— BEGIN Extracted records —

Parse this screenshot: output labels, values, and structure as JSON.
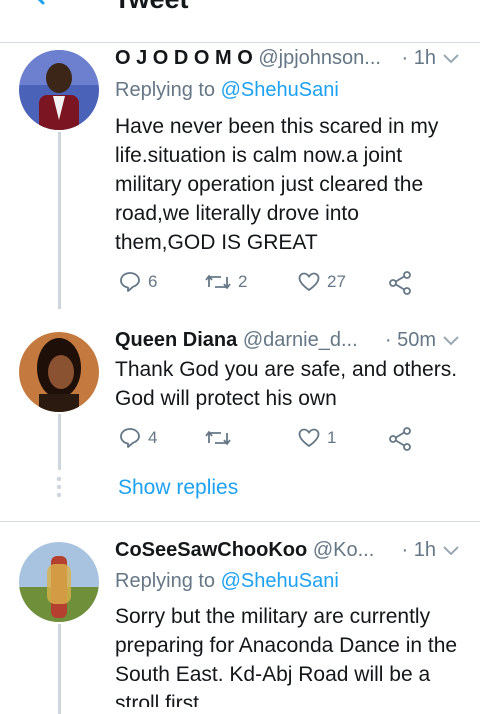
{
  "header": {
    "title": "Tweet"
  },
  "tweets": [
    {
      "name": "O J O D O M O",
      "handle": "@jpjohnson...",
      "time": "· 1h",
      "replying_label": "Replying to",
      "replying_to": "@ShehuSani",
      "text": "Have never been this scared in my life.situation is calm now.a joint military operation just cleared the road,we literally drove into them,GOD IS GREAT",
      "replies": "6",
      "retweets": "2",
      "likes": "27"
    },
    {
      "name": "Queen Diana",
      "handle": "@darnie_d...",
      "time": "· 50m",
      "text": "Thank God you are safe, and others. God will protect his own",
      "replies": "4",
      "retweets": "",
      "likes": "1",
      "show_replies": "Show replies"
    },
    {
      "name": "CoSeeSawChooKoo",
      "handle": "@Ko...",
      "time": "· 1h",
      "replying_label": "Replying to",
      "replying_to": "@ShehuSani",
      "text": "Sorry but the military are currently preparing for Anaconda Dance in the South East. Kd-Abj Road will be a stroll first..."
    }
  ],
  "colors": {
    "accent": "#1da1f2",
    "muted": "#657786",
    "text": "#14171a",
    "divider": "#d5dce2"
  },
  "icons": [
    "back-arrow-icon",
    "reply-icon",
    "retweet-icon",
    "like-icon",
    "share-icon",
    "chevron-down-icon"
  ]
}
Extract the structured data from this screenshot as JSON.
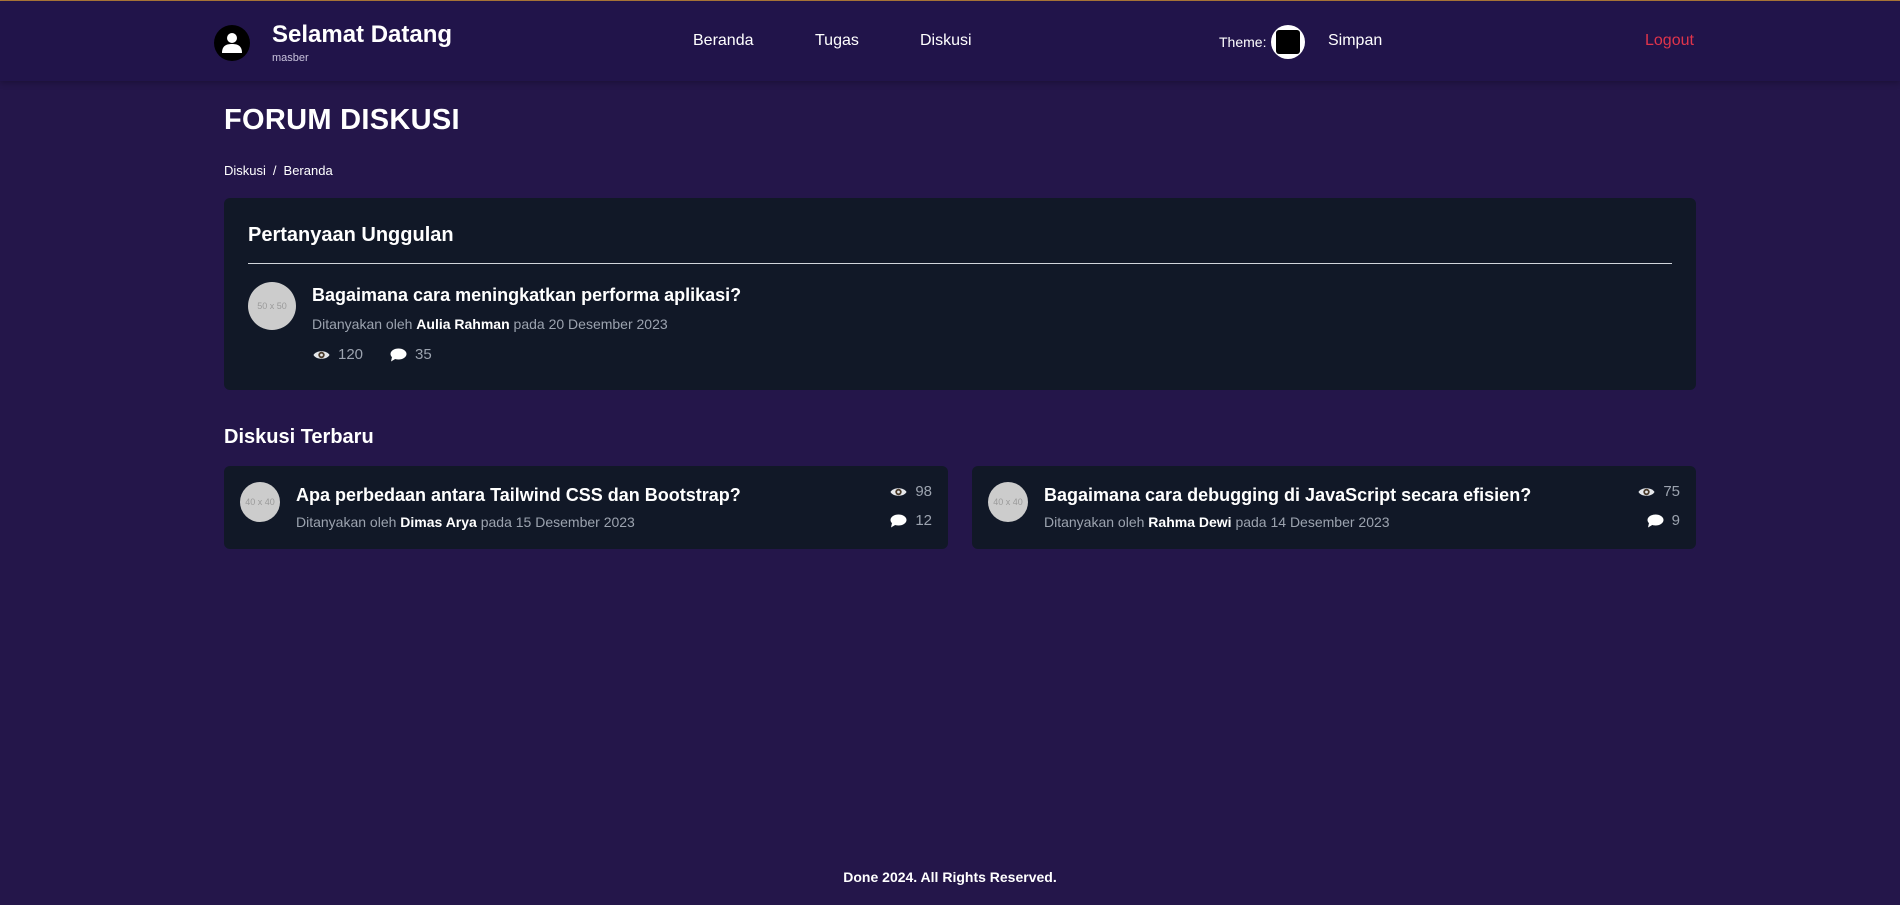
{
  "header": {
    "welcome": "Selamat Datang",
    "username": "masber",
    "nav": [
      "Beranda",
      "Tugas",
      "Diskusi"
    ],
    "theme_label": "Theme:",
    "save_label": "Simpan",
    "logout_label": "Logout"
  },
  "page": {
    "title": "FORUM DISKUSI",
    "breadcrumb": [
      "Diskusi",
      "/",
      "Beranda"
    ]
  },
  "featured": {
    "heading": "Pertanyaan Unggulan",
    "avatar_placeholder": "50 x 50",
    "title": "Bagaimana cara meningkatkan performa aplikasi?",
    "meta_prefix": "Ditanyakan oleh",
    "author": "Aulia Rahman",
    "meta_middle": "pada",
    "date": "20 Desember 2023",
    "views": "120",
    "comments": "35"
  },
  "recent": {
    "heading": "Diskusi Terbaru",
    "items": [
      {
        "avatar_placeholder": "40 x 40",
        "title": "Apa perbedaan antara Tailwind CSS dan Bootstrap?",
        "meta_prefix": "Ditanyakan oleh",
        "author": "Dimas Arya",
        "meta_middle": "pada",
        "date": "15 Desember 2023",
        "views": "98",
        "comments": "12"
      },
      {
        "avatar_placeholder": "40 x 40",
        "title": "Bagaimana cara debugging di JavaScript secara efisien?",
        "meta_prefix": "Ditanyakan oleh",
        "author": "Rahma Dewi",
        "meta_middle": "pada",
        "date": "14 Desember 2023",
        "views": "75",
        "comments": "9"
      }
    ]
  },
  "footer": {
    "text": "Done 2024. All Rights Reserved."
  },
  "colors": {
    "background": "#24164a",
    "card": "#111827",
    "logout": "#e0344b",
    "muted_text": "#9ca3af"
  },
  "icons": [
    "user-icon",
    "eye-icon",
    "comment-icon"
  ]
}
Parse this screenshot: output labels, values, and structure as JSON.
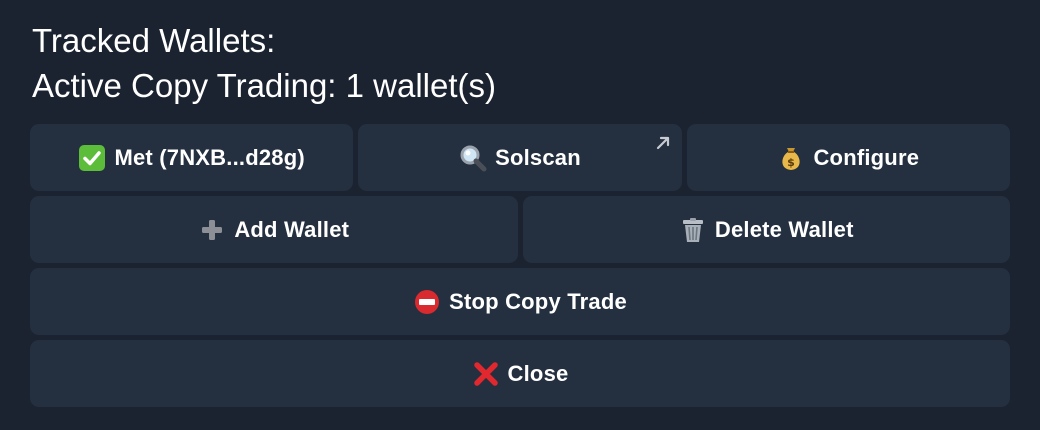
{
  "message": {
    "line1": "Tracked Wallets:",
    "line2": "Active Copy Trading: 1 wallet(s)"
  },
  "buttons": {
    "wallet": {
      "label": "Met (7NXB...d28g)",
      "icon": "check-mark-icon"
    },
    "solscan": {
      "label": "Solscan",
      "icon": "magnifier-icon",
      "link_icon": "external-link-arrow-icon"
    },
    "configure": {
      "label": "Configure",
      "icon": "money-bag-icon"
    },
    "add_wallet": {
      "label": "Add Wallet",
      "icon": "plus-icon"
    },
    "delete_wallet": {
      "label": "Delete Wallet",
      "icon": "trash-can-icon"
    },
    "stop_copy_trade": {
      "label": "Stop Copy Trade",
      "icon": "no-entry-icon"
    },
    "close": {
      "label": "Close",
      "icon": "cross-mark-icon"
    }
  },
  "colors": {
    "background": "#1b2330",
    "button": "#243040",
    "text": "#ffffff",
    "check_green": "#5bbd3a",
    "cross_red": "#e0282e"
  }
}
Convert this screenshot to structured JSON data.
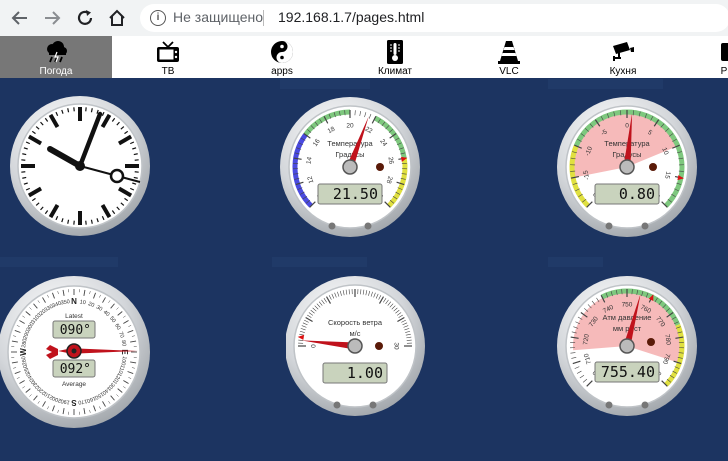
{
  "browser": {
    "security_label": "Не защищено",
    "url": "192.168.1.7/pages.html"
  },
  "nav": {
    "items": [
      {
        "label": "Погода",
        "icon": "weather-icon",
        "active": true
      },
      {
        "label": "ТВ",
        "icon": "tv-icon",
        "active": false
      },
      {
        "label": "apps",
        "icon": "yin-yang-icon",
        "active": false
      },
      {
        "label": "Климат",
        "icon": "thermometer-icon",
        "active": false
      },
      {
        "label": "VLC",
        "icon": "traffic-cone-icon",
        "active": false
      },
      {
        "label": "Кухня",
        "icon": "camera-icon",
        "active": false
      },
      {
        "label": "Р",
        "icon": "partial-icon",
        "active": false
      }
    ]
  },
  "gauges": {
    "temperature": {
      "title": "Температура",
      "unit": "Градусы",
      "display": "21.50",
      "value": 21.5,
      "min": 10,
      "max": 30,
      "ticks": [
        "10",
        "12",
        "14",
        "16",
        "18",
        "20",
        "22",
        "24",
        "26",
        "28",
        "30"
      ]
    },
    "outdoor": {
      "title": "Температура",
      "unit": "Градусы",
      "display": "0.80",
      "value": 0.8,
      "min": -20,
      "max": 20,
      "ticks": [
        "-20",
        "-15",
        "-10",
        "-5",
        "0",
        "5",
        "10",
        "15",
        "20"
      ]
    },
    "wind_direction": {
      "latest_label": "Latest",
      "latest_value": "090°",
      "average_label": "Average",
      "average_value": "092°",
      "cardinals": [
        "N",
        "E",
        "S",
        "W"
      ],
      "ticks": [
        "10",
        "20",
        "30",
        "40",
        "50",
        "60",
        "70",
        "80",
        "100",
        "110",
        "120",
        "130",
        "140",
        "150",
        "160",
        "170",
        "190",
        "200",
        "210",
        "220",
        "230",
        "240",
        "250",
        "260",
        "280",
        "290",
        "300",
        "310",
        "320",
        "330",
        "340",
        "350"
      ],
      "latest_deg": 90
    },
    "wind_speed": {
      "title": "Скорость ветра",
      "unit": "м/с",
      "display": "1.00",
      "value": 1.0,
      "min": 0,
      "max": 30,
      "ticks": [
        "0",
        "30"
      ]
    },
    "pressure": {
      "title": "Атм давление",
      "unit": "мм рт.ст",
      "display": "755.40",
      "value": 755.4,
      "min": 700,
      "max": 800,
      "ticks": [
        "700",
        "710",
        "720",
        "730",
        "740",
        "750",
        "760",
        "770",
        "780",
        "790",
        "800"
      ]
    }
  },
  "colors": {
    "background": "#1c3461",
    "needle": "#c0121c",
    "lcd": "#c9d3bd"
  }
}
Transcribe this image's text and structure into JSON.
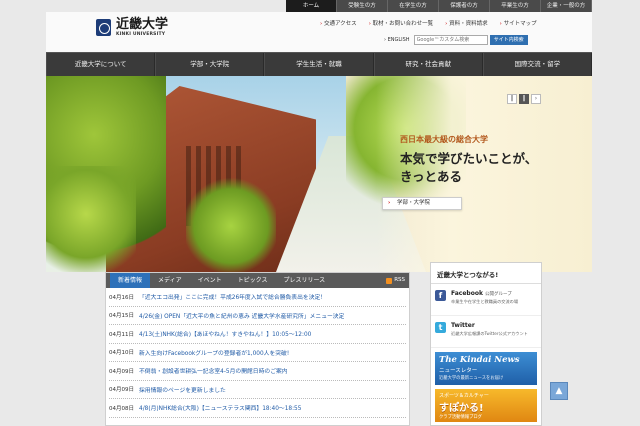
{
  "audience_tabs": [
    {
      "label": "ホーム",
      "active": true
    },
    {
      "label": "受験生の方",
      "active": false
    },
    {
      "label": "在学生の方",
      "active": false
    },
    {
      "label": "保護者の方",
      "active": false
    },
    {
      "label": "卒業生の方",
      "active": false
    },
    {
      "label": "企業・一般の方",
      "active": false
    }
  ],
  "header": {
    "logo_ja": "近畿大学",
    "logo_en": "KINKI UNIVERSITY",
    "util_links": [
      "交通アクセス",
      "取材・お問い合わせ一覧",
      "資料・資料請求",
      "サイトマップ"
    ],
    "english_link": "› ENGLISH",
    "search_placeholder": "Google™カスタム検索",
    "search_button": "サイト内検索"
  },
  "main_nav": [
    "近畿大学について",
    "学部・大学院",
    "学生生活・就職",
    "研究・社会貢献",
    "国際交流・留学"
  ],
  "hero": {
    "tag": "西日本最大級の総合大学",
    "headline": "本気で学びたいことが、\nきっとある",
    "cta": "学部・大学院",
    "slider_prev": "‖",
    "slider_pause": "‖",
    "slider_next": "›"
  },
  "news": {
    "tabs": [
      {
        "label": "新着情報",
        "active": true
      },
      {
        "label": "メディア",
        "active": false
      },
      {
        "label": "イベント",
        "active": false
      },
      {
        "label": "トピックス",
        "active": false
      },
      {
        "label": "プレスリリース",
        "active": false
      }
    ],
    "rss": "RSS",
    "items": [
      {
        "date": "04月16日",
        "title": "「近大エコ出発」ここに完成！平成26年度入試で総合勝負表出を決定！"
      },
      {
        "date": "04月15日",
        "title": "4/26(金) OPEN「近大平の魚と紀州の恵み 近畿大学水産研究所」メニュー決定"
      },
      {
        "date": "04月11日",
        "title": "4/13(土)NHK(総合)【あほやねん！すきやねん！】10:05～12:00"
      },
      {
        "date": "04月10日",
        "title": "新入生向けFacebookグループの登録者が1,000人を突破!"
      },
      {
        "date": "04月09日",
        "title": "不倒翁・創設者世耕弘一記念室4-5月の開館日時のご案内"
      },
      {
        "date": "04月09日",
        "title": "採用情報のページを更新しました"
      },
      {
        "date": "04月08日",
        "title": "4/8(月)NHK総合(大阪)【ニューステラス関西】18:40～18:55"
      }
    ]
  },
  "sidebar": {
    "heading": "近畿大学とつながる!",
    "facebook": {
      "name": "Facebook",
      "sub": "公開グループ",
      "desc": "卒業生や在学生と教職員の交流の場"
    },
    "twitter": {
      "name": "Twitter",
      "desc": "近畿大学広報課のTwitter公式アカウント"
    },
    "banner_news": {
      "title": "The Kindai News",
      "sub": "ニュースレター",
      "desc": "近畿大学の最新ニュースをお届け"
    },
    "banner_sports": {
      "pre": "スポーツ＆カルチャー",
      "title": "すぽかる!",
      "desc": "クラブ活動情報ブログ"
    }
  },
  "scroll_top": "▲"
}
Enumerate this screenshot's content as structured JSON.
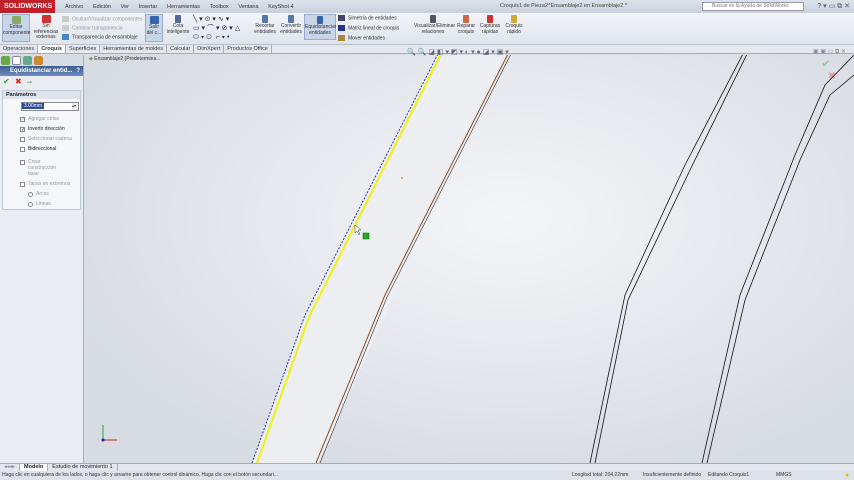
{
  "app": {
    "logo": "SOLIDWORKS",
    "title": "Croquis1 de Pieza2^Ensamblaje2 en Ensamblaje2 *",
    "search_placeholder": "Buscar en la Ayuda de SolidWorks"
  },
  "menu": [
    "Archivo",
    "Edición",
    "Ver",
    "Insertar",
    "Herramientas",
    "Toolbox",
    "Ventana",
    "KeyShot 4"
  ],
  "ribbon": {
    "edit_component": "Editar componente",
    "no_refs": "Sin referencias externas",
    "hide_show": "Ocultar/Visualizar componentes",
    "change_transp": "Cambiar transparencia",
    "assembly_transp": "Transparencia de ensamblaje",
    "exit_sketch": "Salir del c...",
    "smart_dim": "Cota inteligente",
    "trim": "Recortar entidades",
    "convert": "Convertir entidades",
    "offset": "Equidistanciar entidades",
    "mirror": "Simetría de entidades",
    "linear_pattern": "Matriz lineal de croquis",
    "move": "Mover entidades",
    "relations": "Visualizar/Eliminar relaciones",
    "repair": "Reparar croquis",
    "quick_snaps": "Capturas rápidas",
    "rapid_sketch": "Croquis rápido"
  },
  "tabs": [
    "Operaciones",
    "Croquis",
    "Superficies",
    "Herramientas de moldes",
    "Calcular",
    "DimXpert",
    "Productos Office"
  ],
  "active_tab": "Croquis",
  "panel": {
    "title": "Equidistanciar entid...",
    "help": "?",
    "section": "Parámetros",
    "distance": "3.00mm",
    "options": [
      {
        "label": "Agregar cotas",
        "checked": true,
        "enabled": false
      },
      {
        "label": "Invertir dirección",
        "checked": true,
        "enabled": true
      },
      {
        "label": "Seleccionar cadena",
        "checked": false,
        "enabled": false
      },
      {
        "label": "Bidireccional",
        "checked": false,
        "enabled": true
      },
      {
        "label": "Crear construcción base",
        "checked": false,
        "enabled": false
      },
      {
        "label": "Tapas en extremos",
        "checked": false,
        "enabled": false
      },
      {
        "label": "Arcos",
        "checked": true,
        "enabled": false
      },
      {
        "label": "Lineas",
        "checked": false,
        "enabled": false
      }
    ]
  },
  "tree": {
    "root": "Ensamblaje2 (Predetermina..."
  },
  "bottom_tabs": [
    "Modelo",
    "Estudio de movimiento 1"
  ],
  "status": {
    "hint": "Haga clic en cualquiera de los lados, o haga clic y arrastre para obtener control dinámico. Haga clic con el botón secundari...",
    "length": "Longitud total: 204.22mm",
    "definition": "Insuficientemente definido",
    "editing": "Editando Croquis1",
    "units": "MMGS"
  },
  "colors": {
    "offset_preview": "#f0f020",
    "selected": "#1838c0",
    "brown": "#8a4a20"
  }
}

— END Extracted records —

• **Goal**:
From the entries above, extract every line where the word "heading" appears.

• **Solution below**:
    "heading": "Pertanyaan Unggulan",
    "heading": "Diskusi Terbaru",
    "heading": "近畿大学とつながる!",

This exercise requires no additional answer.